Consigne 1: Dans les enregistrements, commencez à la ligne qui contient « cell: 20.9 (529, 918, 572, 940) » et arrêtez-vous après celle qui contient « per-capita-cell: 379 (543, 1439, 580, 1461) ». Présentez ces lignes en liste numérotée, sans les lignes vides, s'il vous plaît.
----------------
Il a dû s’agir, d’une façon ou d’une autre, de se faire américain par mes propres moyens. En-tout-cas, je constate que la poésie américaine du XXe siècle qui m’intéresse (Creeley, Blackburn, la New York School) est celle qui parle de la vie quotidienne, du monde tel qu’il est ou tel qu’il était, des rues, des poubelles, des poutrelles métalliques, des métros, de l’air conditionné, etc., des objets les plus concrets possibles, les plus quelconques et ancrés dans la vie quotidienne.
Prenons Frank O’Hara pour seul exemple : ses Poèmes déjeuners (Lunch poems) furent écrits justement sur l’heure du déjeuner, dans les parcs, le métro, les librairies, les restaurants, au milieu d’amis et entre ses plages de travail. Du moins, est-ce la façon dont il les présente.
De même James Schuyler ou Paul Blackburn écrivaient des sortes de journaux intimes en poèmes. encore une fois, c’est cette activité poétique prise dans le réseau de la vie courante, des échanges, des aventures de rien, qui me plaît tant. Les poèmes je-fais-ci je fais-ça comme disent parfois leurs détracteurs. Mais justement, je fais-ci je fais-ça c’est la vie. Comme si vraiment leur poésie s’écrivait à la surface des rues, à même la peau, comme un témoignage pur et simple du monde alentour.
----------------
Consigne 2: Énumérez les lieux où, d'après le passage sur la poésie américaine, les Poèmes déjeuners furent écrits.
----------------
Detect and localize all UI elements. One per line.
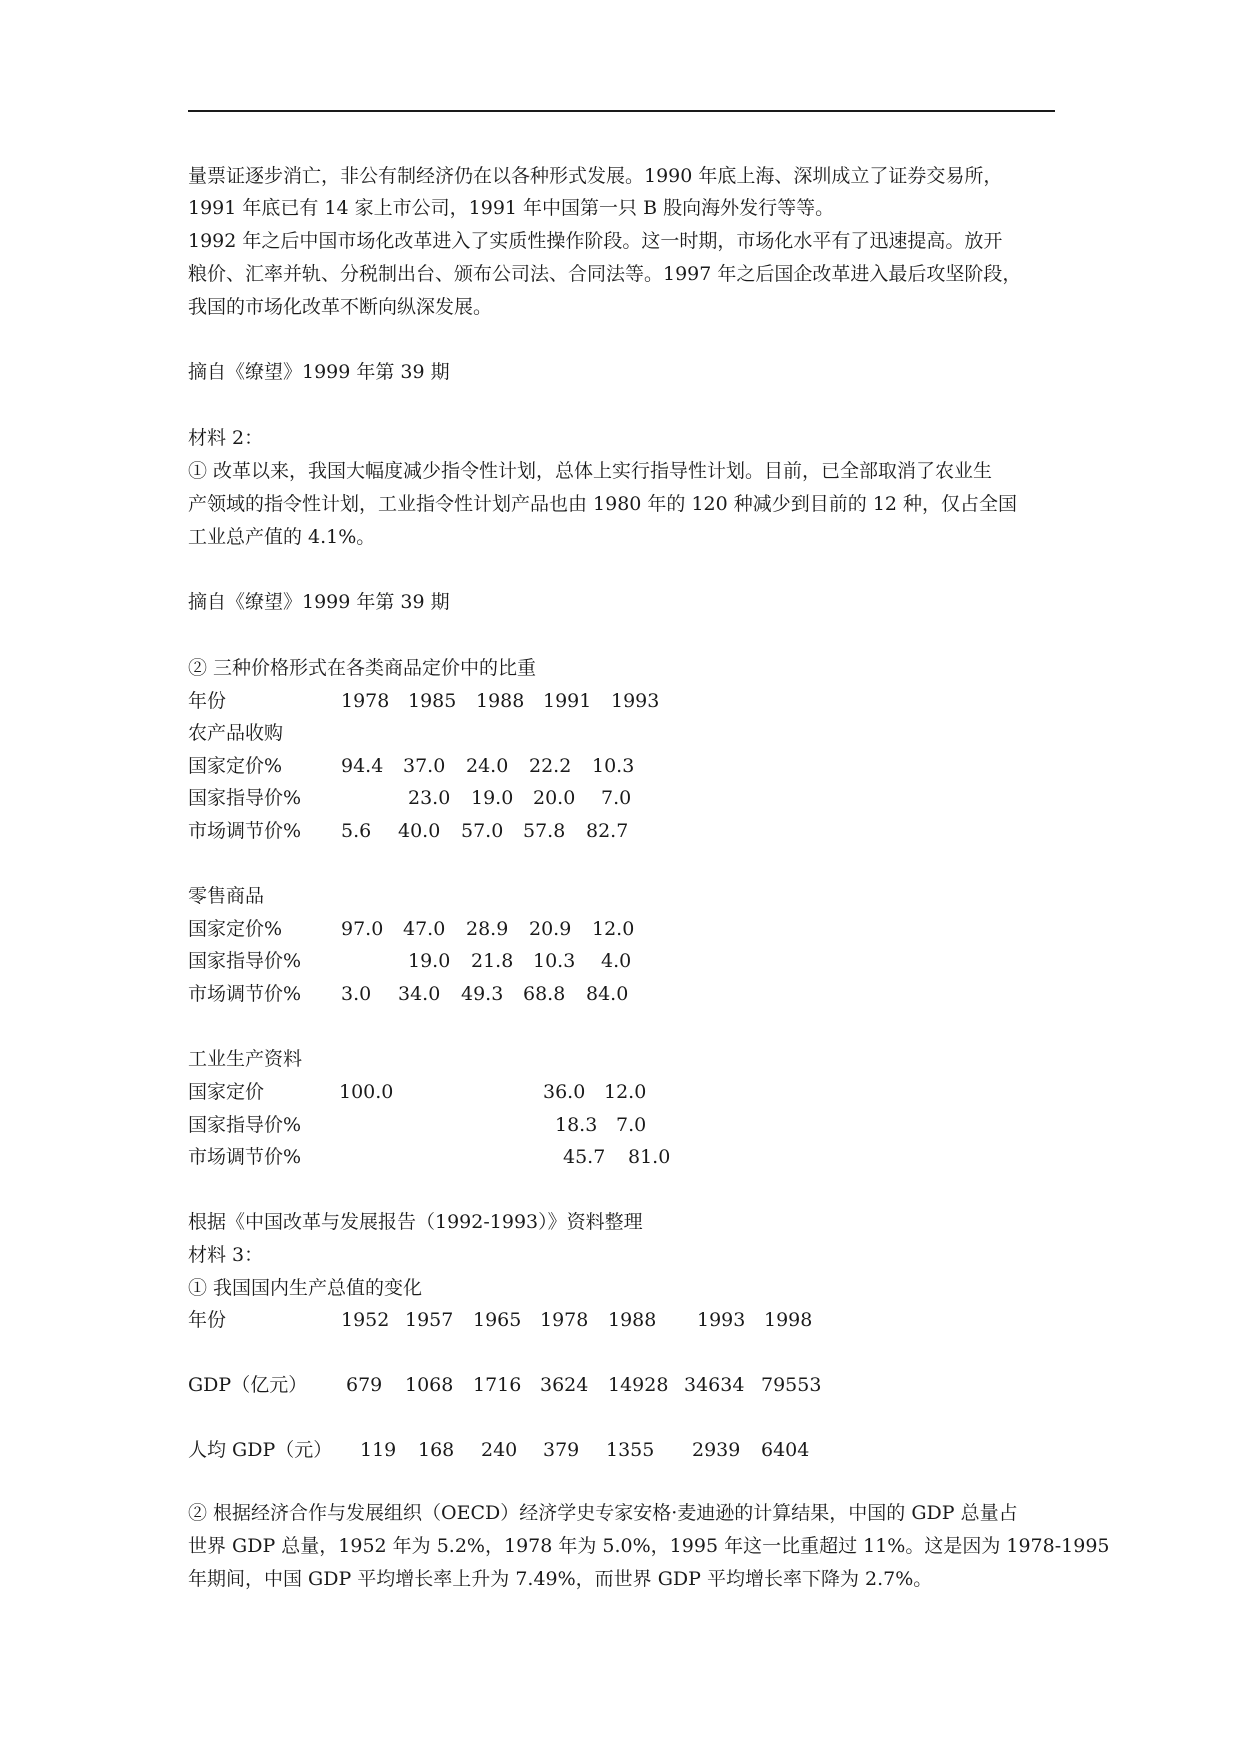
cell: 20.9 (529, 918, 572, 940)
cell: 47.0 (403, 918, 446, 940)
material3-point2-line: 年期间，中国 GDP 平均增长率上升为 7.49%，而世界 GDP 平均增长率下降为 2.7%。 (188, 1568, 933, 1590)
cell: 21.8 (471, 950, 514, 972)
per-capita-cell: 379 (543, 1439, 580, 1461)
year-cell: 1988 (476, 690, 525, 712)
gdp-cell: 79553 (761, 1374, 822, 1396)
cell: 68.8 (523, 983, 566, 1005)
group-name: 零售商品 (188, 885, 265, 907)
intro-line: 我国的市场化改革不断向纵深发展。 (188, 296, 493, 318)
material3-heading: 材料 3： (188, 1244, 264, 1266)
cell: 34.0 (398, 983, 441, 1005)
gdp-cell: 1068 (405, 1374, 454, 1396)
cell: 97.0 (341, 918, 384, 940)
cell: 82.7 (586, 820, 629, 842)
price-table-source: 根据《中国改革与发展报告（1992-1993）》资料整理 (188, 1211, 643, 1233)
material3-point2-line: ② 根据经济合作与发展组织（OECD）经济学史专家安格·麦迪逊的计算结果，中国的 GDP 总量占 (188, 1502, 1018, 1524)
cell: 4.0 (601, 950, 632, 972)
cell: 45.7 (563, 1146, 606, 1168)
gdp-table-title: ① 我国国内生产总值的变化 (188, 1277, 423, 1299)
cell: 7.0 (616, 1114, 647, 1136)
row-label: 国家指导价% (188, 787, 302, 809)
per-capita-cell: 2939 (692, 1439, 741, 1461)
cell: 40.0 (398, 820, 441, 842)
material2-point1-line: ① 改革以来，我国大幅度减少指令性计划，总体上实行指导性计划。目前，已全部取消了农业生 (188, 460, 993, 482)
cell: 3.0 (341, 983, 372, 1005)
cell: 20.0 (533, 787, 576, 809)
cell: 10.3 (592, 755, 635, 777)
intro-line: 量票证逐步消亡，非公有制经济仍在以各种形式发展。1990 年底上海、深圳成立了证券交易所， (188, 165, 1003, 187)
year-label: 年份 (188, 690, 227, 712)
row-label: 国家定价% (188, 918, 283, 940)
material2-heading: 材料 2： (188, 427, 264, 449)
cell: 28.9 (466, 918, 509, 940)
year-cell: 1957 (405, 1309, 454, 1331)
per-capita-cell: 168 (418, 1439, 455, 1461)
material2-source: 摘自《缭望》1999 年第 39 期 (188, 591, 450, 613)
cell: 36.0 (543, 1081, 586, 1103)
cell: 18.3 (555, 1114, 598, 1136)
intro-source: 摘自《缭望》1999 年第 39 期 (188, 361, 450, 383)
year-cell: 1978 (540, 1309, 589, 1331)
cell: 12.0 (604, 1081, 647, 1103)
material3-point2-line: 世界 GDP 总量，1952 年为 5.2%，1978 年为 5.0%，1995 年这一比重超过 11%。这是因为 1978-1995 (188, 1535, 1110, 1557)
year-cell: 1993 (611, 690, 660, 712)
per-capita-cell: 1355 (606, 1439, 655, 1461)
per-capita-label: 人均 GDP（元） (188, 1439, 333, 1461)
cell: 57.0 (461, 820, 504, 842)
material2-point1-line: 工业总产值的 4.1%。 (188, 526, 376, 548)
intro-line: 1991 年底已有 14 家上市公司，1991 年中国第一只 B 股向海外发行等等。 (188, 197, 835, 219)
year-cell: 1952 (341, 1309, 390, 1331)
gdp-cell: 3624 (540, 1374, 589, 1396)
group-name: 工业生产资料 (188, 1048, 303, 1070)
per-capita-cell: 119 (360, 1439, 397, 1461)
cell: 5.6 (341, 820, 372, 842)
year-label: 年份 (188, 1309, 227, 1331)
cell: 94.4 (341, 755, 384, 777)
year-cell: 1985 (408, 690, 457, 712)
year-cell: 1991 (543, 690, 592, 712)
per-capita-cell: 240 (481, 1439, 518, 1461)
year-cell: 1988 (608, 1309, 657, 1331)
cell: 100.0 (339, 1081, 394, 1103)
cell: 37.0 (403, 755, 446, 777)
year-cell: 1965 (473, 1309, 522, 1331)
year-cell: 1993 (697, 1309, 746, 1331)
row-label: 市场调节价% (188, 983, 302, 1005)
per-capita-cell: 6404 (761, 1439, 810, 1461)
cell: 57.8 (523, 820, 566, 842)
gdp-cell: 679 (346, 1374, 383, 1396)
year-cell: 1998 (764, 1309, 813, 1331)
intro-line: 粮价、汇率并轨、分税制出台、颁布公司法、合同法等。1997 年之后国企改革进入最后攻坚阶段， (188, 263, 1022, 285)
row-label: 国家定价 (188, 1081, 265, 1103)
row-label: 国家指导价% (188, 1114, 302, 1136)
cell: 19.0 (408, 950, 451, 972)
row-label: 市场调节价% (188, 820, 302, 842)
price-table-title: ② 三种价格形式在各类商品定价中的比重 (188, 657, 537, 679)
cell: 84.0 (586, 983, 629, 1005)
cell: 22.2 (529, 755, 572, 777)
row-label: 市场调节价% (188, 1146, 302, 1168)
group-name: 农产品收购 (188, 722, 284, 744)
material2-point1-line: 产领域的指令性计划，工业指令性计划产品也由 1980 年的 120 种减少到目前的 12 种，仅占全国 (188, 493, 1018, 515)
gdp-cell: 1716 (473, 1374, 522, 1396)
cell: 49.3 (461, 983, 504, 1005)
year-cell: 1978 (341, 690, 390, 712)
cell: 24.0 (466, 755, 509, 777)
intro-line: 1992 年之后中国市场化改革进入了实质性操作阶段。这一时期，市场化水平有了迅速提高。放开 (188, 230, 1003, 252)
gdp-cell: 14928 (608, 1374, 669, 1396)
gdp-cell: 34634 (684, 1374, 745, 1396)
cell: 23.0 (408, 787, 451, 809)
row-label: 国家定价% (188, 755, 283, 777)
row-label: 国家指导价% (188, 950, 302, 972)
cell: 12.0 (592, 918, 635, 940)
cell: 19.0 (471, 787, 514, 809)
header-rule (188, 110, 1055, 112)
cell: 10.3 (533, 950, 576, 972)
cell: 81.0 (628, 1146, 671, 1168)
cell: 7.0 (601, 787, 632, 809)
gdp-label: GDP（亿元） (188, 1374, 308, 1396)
----------------
Réponse 1:
1. cell: 20.9 (529, 918, 572, 940)
2. cell: 47.0 (403, 918, 446, 940)
3. material3-point2-line: 年期间，中国 GDP 平均增长率上升为 7.49%，而世界 GDP 平均增长率下降为 2.7%。 (188, 1568, 933, 1590)
4. cell: 21.8 (471, 950, 514, 972)
5. per-capita-cell: 379 (543, 1439, 580, 1461)

Réponse 2:
- les parcs
- le métro
- les librairies
- les restaurants